Write out the material exactly, without any of its pictures.
:: Task data ::
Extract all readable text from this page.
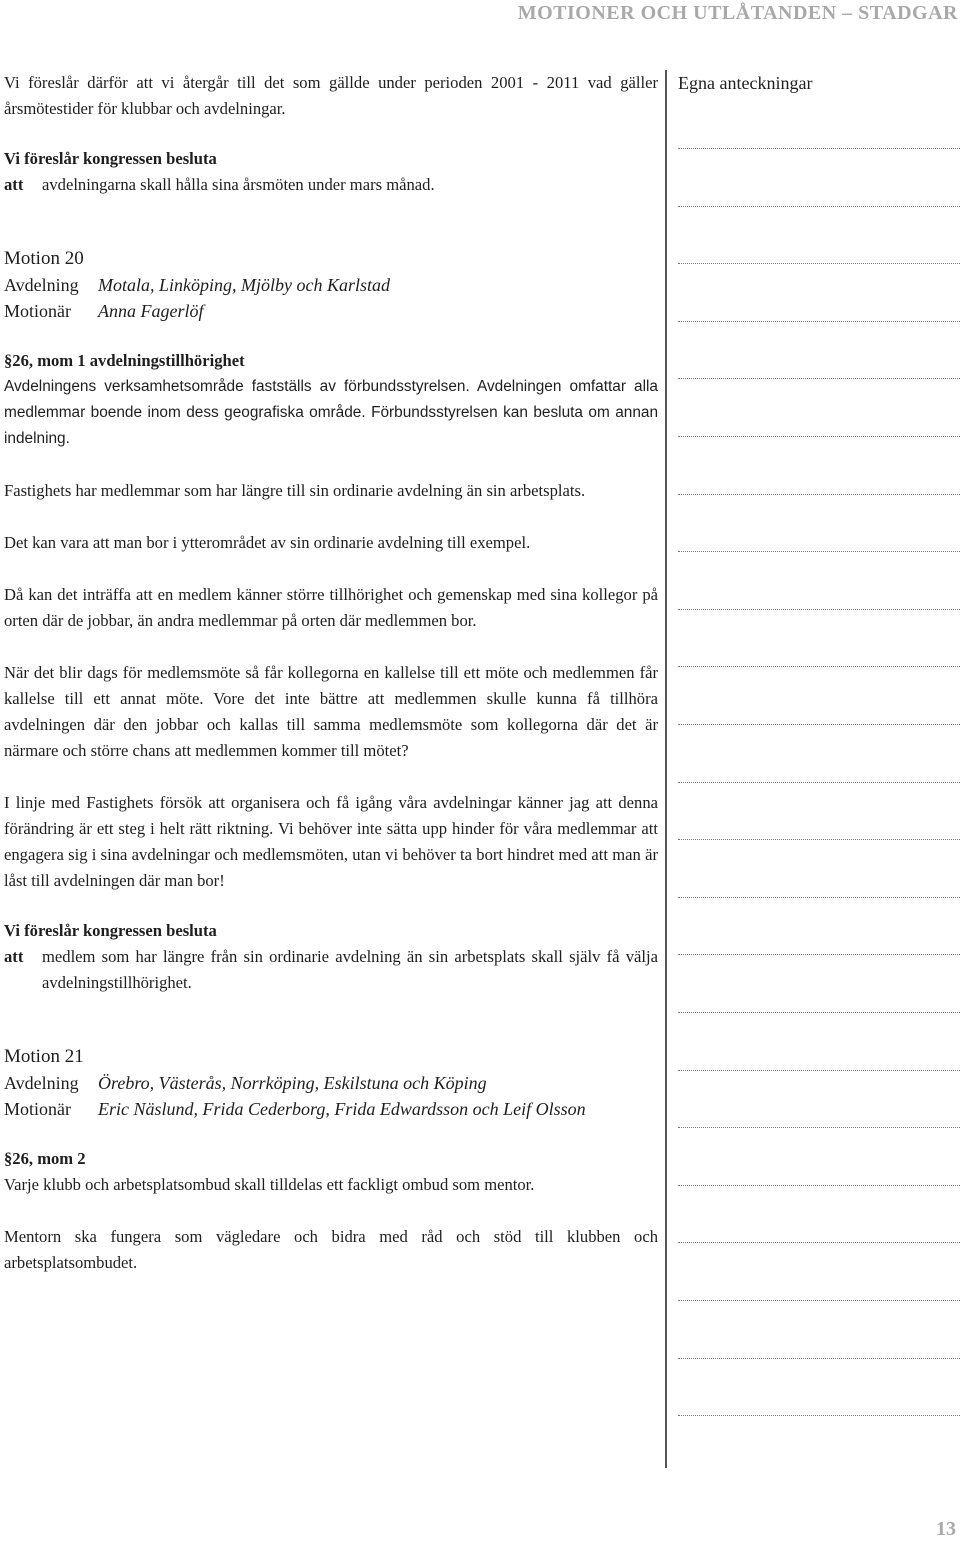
MOTIONER OCH UTLÅTANDEN – STADGAR

Vi föreslår därför att vi återgår till det som gällde under perioden 2001 - 2011 vad gäller årsmötestider för klubbar och avdelningar.

Vi föreslår kongressen besluta

att	avdelningarna skall hålla sina årsmöten under mars månad.

Motion 20

Avdelning Motala, Linköping, Mjölby och Karlstad
Motionär Anna Fagerlöf

§26, mom 1 avdelningstillhörighet

Avdelningens verksamhetsområde fastställs av förbundsstyrelsen. Avdelningen omfattar alla medlemmar boende inom dess geografiska område. Förbundsstyrelsen kan besluta om annan indelning.

Fastighets har medlemmar som har längre till sin ordinarie avdelning än sin arbetsplats.

Det kan vara att man bor i ytterområdet av sin ordinarie avdelning till exempel.

Då kan det inträffa att en medlem känner större tillhörighet och gemenskap med sina kollegor på orten där de jobbar, än andra medlemmar på orten där medlemmen bor.

När det blir dags för medlemsmöte så får kollegorna en kallelse till ett möte och medlemmen får kallelse till ett annat möte. Vore det inte bättre att medlemmen skulle kunna få tillhöra avdelningen där den jobbar och kallas till samma medlemsmöte som kollegorna där det är närmare och större chans att medlemmen kommer till mötet?

I linje med Fastighets försök att organisera och få igång våra avdelningar känner jag att denna förändring är ett steg i helt rätt riktning. Vi behöver inte sätta upp hinder för våra medlemmar att engagera sig i sina avdelningar och medlemsmöten, utan vi behöver ta bort hindret med att man är låst till avdelningen där man bor!

Vi föreslår kongressen besluta

att	medlem som har längre från sin ordinarie avdelning än sin arbetsplats skall själv få välja avdelningstillhörighet.

Motion 21

Avdelning Örebro, Västerås, Norrköping, Eskilstuna och Köping
Motionär Eric Näslund, Frida Cederborg, Frida Edwardsson och Leif Olsson

§26, mom 2

Varje klubb och arbetsplatsombud skall tilldelas ett fackligt ombud som mentor.

Mentorn ska fungera som vägledare och bidra med råd och stöd till klubben och arbetsplatsombudet.

Egna anteckningar
13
:::
#### [Exercise output]
Extract all readable text from this page.
MOTIONER OCH UTLÅTANDEN – STADGAR

Vi föreslår därför att vi återgår till det som gällde under perioden 2001 - 2011 vad gäller årsmötestider för klubbar och avdelningar.

Vi föreslår kongressen besluta

att	avdelningarna skall hålla sina årsmöten under mars månad.

Motion 20

Avdelning Motala, Linköping, Mjölby och Karlstad
Motionär Anna Fagerlöf

§26, mom 1 avdelningstillhörighet

Avdelningens verksamhetsområde fastställs av förbundsstyrelsen. Avdelningen omfattar alla medlemmar boende inom dess geografiska område. Förbundsstyrelsen kan besluta om annan indelning.

Fastighets har medlemmar som har längre till sin ordinarie avdelning än sin arbetsplats.

Det kan vara att man bor i ytterområdet av sin ordinarie avdelning till exempel.

Då kan det inträffa att en medlem känner större tillhörighet och gemenskap med sina kollegor på orten där de jobbar, än andra medlemmar på orten där medlemmen bor.

När det blir dags för medlemsmöte så får kollegorna en kallelse till ett möte och medlemmen får kallelse till ett annat möte. Vore det inte bättre att medlemmen skulle kunna få tillhöra avdelningen där den jobbar och kallas till samma medlemsmöte som kollegorna där det är närmare och större chans att medlemmen kommer till mötet?

I linje med Fastighets försök att organisera och få igång våra avdelningar känner jag att denna förändring är ett steg i helt rätt riktning. Vi behöver inte sätta upp hinder för våra medlemmar att engagera sig i sina avdelningar och medlemsmöten, utan vi behöver ta bort hindret med att man är låst till avdelningen där man bor!

Vi föreslår kongressen besluta

att	medlem som har längre från sin ordinarie avdelning än sin arbetsplats skall själv få välja avdelningstillhörighet.

Motion 21

Avdelning Örebro, Västerås, Norrköping, Eskilstuna och Köping
Motionär Eric Näslund, Frida Cederborg, Frida Edwardsson och Leif Olsson

§26, mom 2

Varje klubb och arbetsplatsombud skall tilldelas ett fackligt ombud som mentor.

Mentorn ska fungera som vägledare och bidra med råd och stöd till klubben och arbetsplatsombudet.

Egna anteckningar
13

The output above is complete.